— TASK DESCRIPTION —
The records below are to be copied word for word, with every picture left out.

>> START DATASET RECORDS

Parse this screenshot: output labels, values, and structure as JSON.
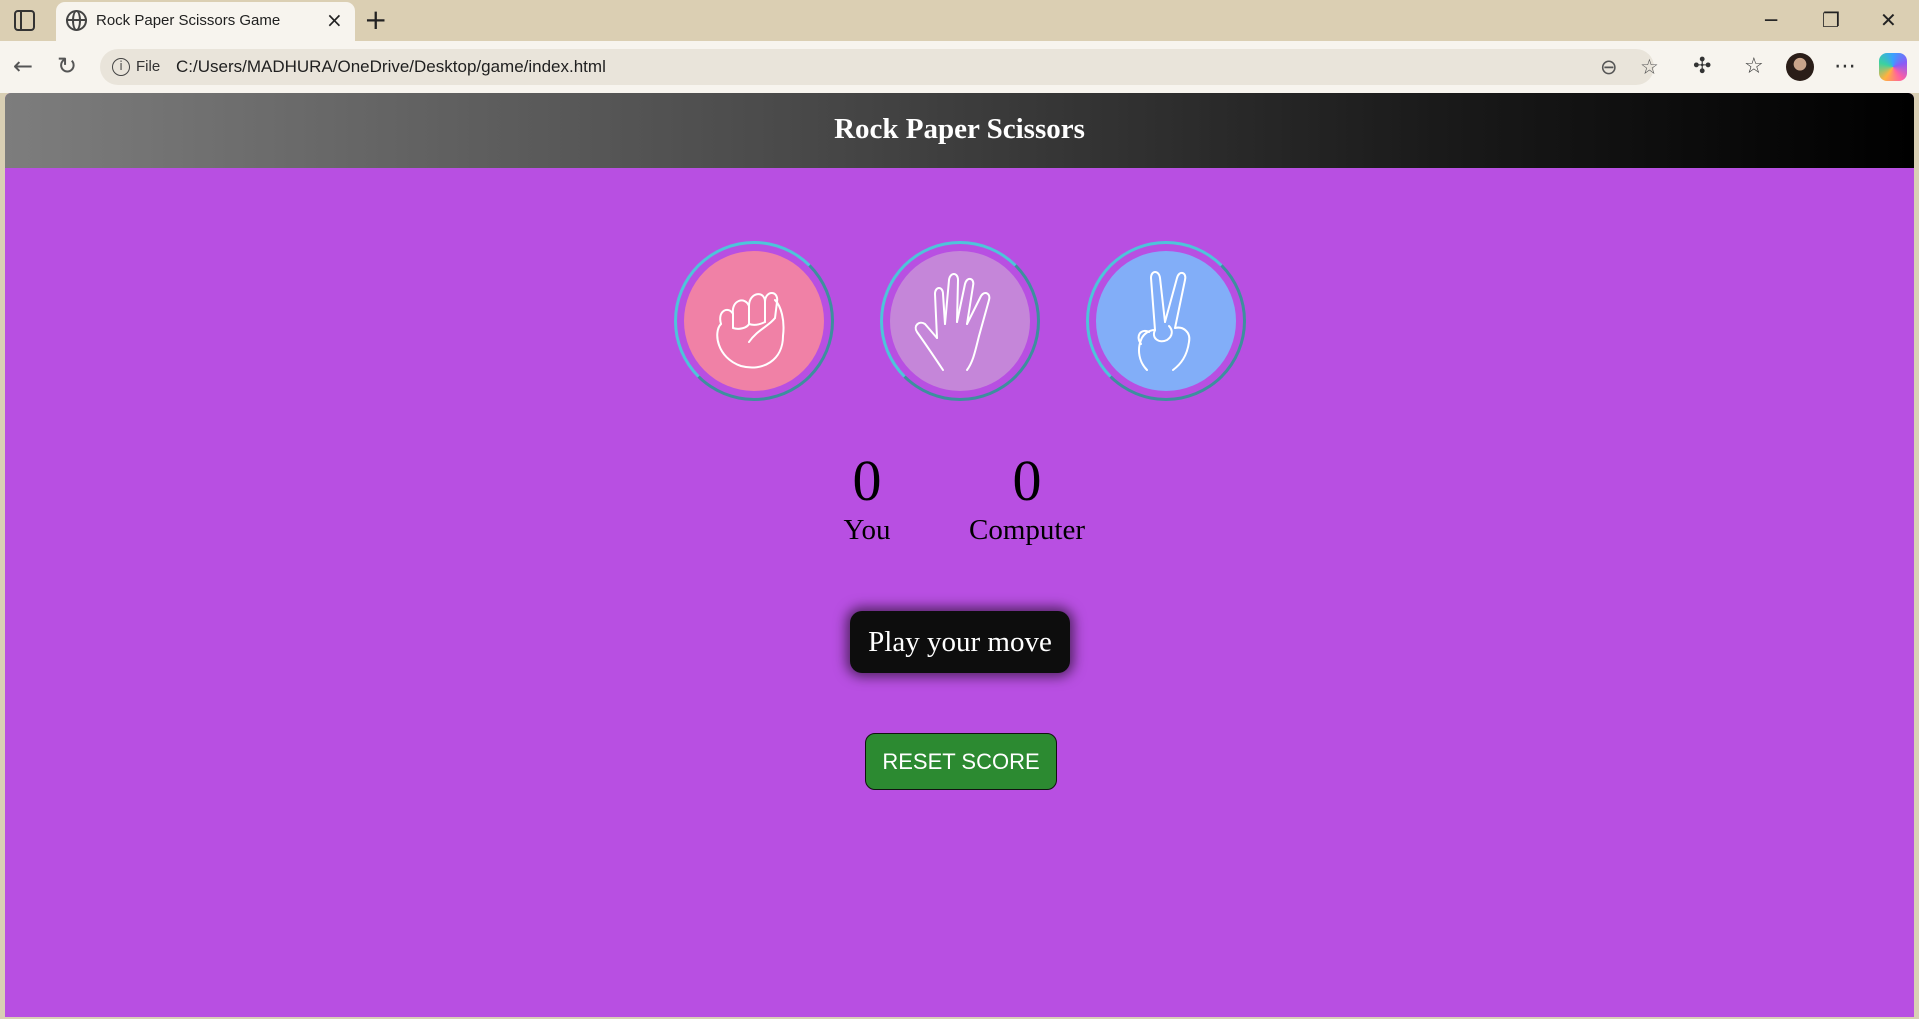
{
  "browser": {
    "tab_title": "Rock Paper Scissors Game",
    "tab_close": "×",
    "new_tab": "+",
    "file_label": "File",
    "url": "C:/Users/MADHURA/OneDrive/Desktop/game/index.html",
    "window_controls": {
      "minimize": "─",
      "restore": "❐",
      "close": "✕"
    },
    "nav": {
      "back": "←",
      "reload": "↻"
    },
    "toolbar_icons": {
      "zoom": "⊖",
      "favorite": "☆",
      "extensions": "✣",
      "favorites": "☆",
      "more": "⋯"
    }
  },
  "page": {
    "title": "Rock Paper Scissors",
    "choices": [
      {
        "name": "rock",
        "color": "#f081a6"
      },
      {
        "name": "paper",
        "color": "#c586d9"
      },
      {
        "name": "scissors",
        "color": "#82aef8"
      }
    ],
    "scores": {
      "user_score": "0",
      "user_label": "You",
      "computer_score": "0",
      "computer_label": "Computer"
    },
    "message": "Play your move",
    "reset_label": "RESET SCORE"
  },
  "colors": {
    "page_background": "#b84fe2",
    "reset_button": "#2c8a31",
    "message_background": "#0d0d0d"
  }
}
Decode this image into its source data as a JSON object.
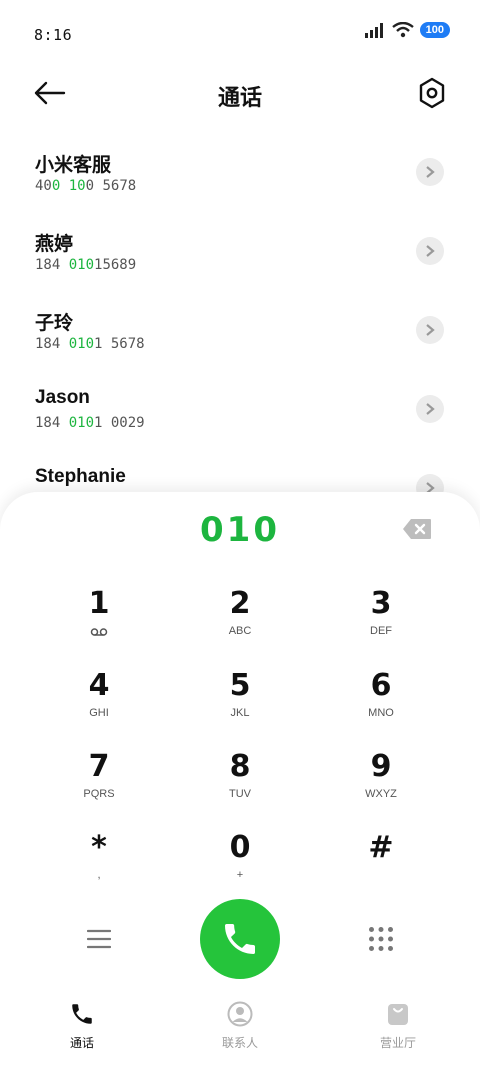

>> END DATASET RECORDS

— FULL RESPONSE —
Parse this screenshot: output labels, values, and structure as JSON.
{
  "browser": {
    "tab_title": "Rock Paper Scissors Game",
    "tab_close": "×",
    "new_tab": "+",
    "file_label": "File",
    "url": "C:/Users/MADHURA/OneDrive/Desktop/game/index.html",
    "window_controls": {
      "minimize": "─",
      "restore": "❐",
      "close": "✕"
    },
    "nav": {
      "back": "←",
      "reload": "↻"
    },
    "toolbar_icons": {
      "zoom": "⊖",
      "favorite": "☆",
      "extensions": "✣",
      "favorites": "☆",
      "more": "⋯"
    }
  },
  "page": {
    "title": "Rock Paper Scissors",
    "choices": [
      {
        "name": "rock",
        "color": "#f081a6"
      },
      {
        "name": "paper",
        "color": "#c586d9"
      },
      {
        "name": "scissors",
        "color": "#82aef8"
      }
    ],
    "scores": {
      "user_score": "0",
      "user_label": "You",
      "computer_score": "0",
      "computer_label": "Computer"
    },
    "message": "Play your move",
    "reset_label": "RESET SCORE"
  },
  "colors": {
    "page_background": "#b84fe2",
    "reset_button": "#2c8a31",
    "message_background": "#0d0d0d"
  }
}
Decode this image into its source data as a JSON object.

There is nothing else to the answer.